Could you write out the records below exactly as they appear, leaving out any pictures?

[BEGIN]

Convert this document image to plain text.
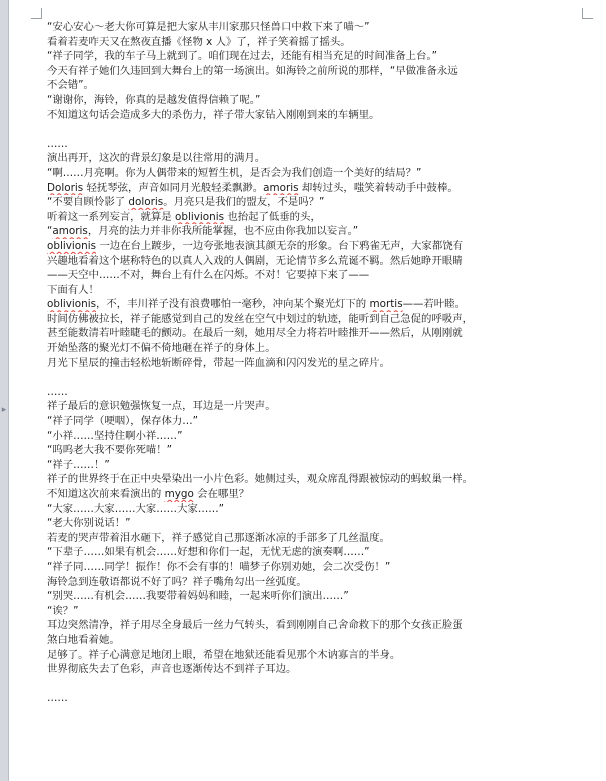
“安心安心～老大你可算是把大家从丰川家那只怪兽口中救下来了喵～”
看着若麦咋天又在熬夜直播《怪物 x 人》了，祥子笑着摇了摇头。
“祥子同学，我的车子马上就到了。咱们现在过去，还能有相当充足的时间准备上台。”
今天有祥子她们久违回到大舞台上的第一场演出。如海铃之前所说的那样，“早做准备永远
不会错”。
“谢谢你，海铃，你真的是越发值得信赖了呢。”
不知道这句话会造成多大的杀伤力，祥子带大家钻入刚刚到来的车辆里。
……
演出再开，这次的背景幻象是以往常用的满月。
“啊……月亮啊。你为人偶带来的短暂生机，是否会为我们创造一个美好的结局？”
Doloris 轻抚琴弦，声音如同月光般轻柔飘渺。amoris 却转过头，嗤笑着转动手中鼓棒。
“不要自顾怜影了 doloris。月亮只是我们的盟友，不是吗？”
听着这一系列妄言，就算是 oblivionis 也抬起了低垂的头，
“amoris，月亮的法力并非你我所能掌握，也不应由你我加以妄言。”
oblivionis 一边在台上踱步，一边夸张地表演其颜无奈的形象。台下鸦雀无声，大家都饶有
兴趣地看着这个堪称特色的以真人入戏的人偶剧，无论情节多么荒诞不羁。然后她睁开眼睛
——天空中……不对，舞台上有什么在闪烁。不对！它要掉下来了——
下面有人！
oblivionis，不，丰川祥子没有浪费哪怕一毫秒，冲向某个聚光灯下的 mortis——若叶睦。
时间仿佛被拉长，祥子能感觉到自己的发丝在空气中划过的轨迹，能听到自己急促的呼吸声，
甚至能数清若叶睦睫毛的颤动。在最后一刻，她用尽全力将若叶睦推开——然后，从刚刚就
开始坠落的聚光灯不偏不倚地砸在祥子的身体上。
月光下星辰的撞击轻松地斩断碎骨，带起一阵血滴和闪闪发光的星之碎片。
……
祥子最后的意识勉强恢复一点，耳边是一片哭声。
“祥子同学（哽咽），保存体力…”
“小祥……坚持住啊小祥……”
“呜呜老大我不要你死喵！”
“祥子……！”
祥子的世界终于在正中央晕染出一小片色彩。她侧过头，观众席乱得跟被惊动的蚂蚁巢一样。
不知道这次前来看演出的 mygo 会在哪里？
“大家……大家……大家……大家……”
“老大你别说话！”
若麦的哭声带着泪水砸下，祥子感觉自己那逐渐冰凉的手部多了几丝温度。
“下辈子……如果有机会……好想和你们一起，无忧无虑的演奏啊……”
“祥子同……同学！振作！你不会有事的！喵梦子你别劝她，会二次受伤！”
海铃急到连敬语都说不好了吗？祥子嘴角勾出一丝弧度。
“别哭……有机会……我要带着妈妈和睦，一起来听你们演出……”
“诶？”
耳边突然清净，祥子用尽全身最后一丝力气转头，看到刚刚自己舍命救下的那个女孩正脸蛋
煞白地看着她。
足够了。祥子心满意足地闭上眼，希望在地狱还能看见那个木讷寡言的半身。
世界彻底失去了色彩，声音也逐渐传达不到祥子耳边。
……
▸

[END]

Answer for the task =>
Convert this document image to plain text.
“安心安心～老大你可算是把大家从丰川家那只怪兽口中救下来了喵～”
看着若麦咋天又在熬夜直播《怪物 x 人》了，祥子笑着摇了摇头。
“祥子同学，我的车子马上就到了。咱们现在过去，还能有相当充足的时间准备上台。”
今天有祥子她们久违回到大舞台上的第一场演出。如海铃之前所说的那样，“早做准备永远
不会错”。
“谢谢你，海铃，你真的是越发值得信赖了呢。”
不知道这句话会造成多大的杀伤力，祥子带大家钻入刚刚到来的车辆里。
……
演出再开，这次的背景幻象是以往常用的满月。
“啊……月亮啊。你为人偶带来的短暂生机，是否会为我们创造一个美好的结局？”
Doloris 轻抚琴弦，声音如同月光般轻柔飘渺。amoris 却转过头，嗤笑着转动手中鼓棒。
“不要自顾怜影了 doloris。月亮只是我们的盟友，不是吗？”
听着这一系列妄言，就算是 oblivionis 也抬起了低垂的头，
“amoris，月亮的法力并非你我所能掌握，也不应由你我加以妄言。”
oblivionis 一边在台上踱步，一边夸张地表演其颜无奈的形象。台下鸦雀无声，大家都饶有
兴趣地看着这个堪称特色的以真人入戏的人偶剧，无论情节多么荒诞不羁。然后她睁开眼睛
——天空中……不对，舞台上有什么在闪烁。不对！它要掉下来了——
下面有人！
oblivionis，不，丰川祥子没有浪费哪怕一毫秒，冲向某个聚光灯下的 mortis——若叶睦。
时间仿佛被拉长，祥子能感觉到自己的发丝在空气中划过的轨迹，能听到自己急促的呼吸声，
甚至能数清若叶睦睫毛的颤动。在最后一刻，她用尽全力将若叶睦推开——然后，从刚刚就
开始坠落的聚光灯不偏不倚地砸在祥子的身体上。
月光下星辰的撞击轻松地斩断碎骨，带起一阵血滴和闪闪发光的星之碎片。
……
祥子最后的意识勉强恢复一点，耳边是一片哭声。
“祥子同学（哽咽），保存体力…”
“小祥……坚持住啊小祥……”
“呜呜老大我不要你死喵！”
“祥子……！”
祥子的世界终于在正中央晕染出一小片色彩。她侧过头，观众席乱得跟被惊动的蚂蚁巢一样。
不知道这次前来看演出的 mygo 会在哪里？
“大家……大家……大家……大家……”
“老大你别说话！”
若麦的哭声带着泪水砸下，祥子感觉自己那逐渐冰凉的手部多了几丝温度。
“下辈子……如果有机会……好想和你们一起，无忧无虑的演奏啊……”
“祥子同……同学！振作！你不会有事的！喵梦子你别劝她，会二次受伤！”
海铃急到连敬语都说不好了吗？祥子嘴角勾出一丝弧度。
“别哭……有机会……我要带着妈妈和睦，一起来听你们演出……”
“诶？”
耳边突然清净，祥子用尽全身最后一丝力气转头，看到刚刚自己舍命救下的那个女孩正脸蛋
煞白地看着她。
足够了。祥子心满意足地闭上眼，希望在地狱还能看见那个木讷寡言的半身。
世界彻底失去了色彩，声音也逐渐传达不到祥子耳边。
……
▸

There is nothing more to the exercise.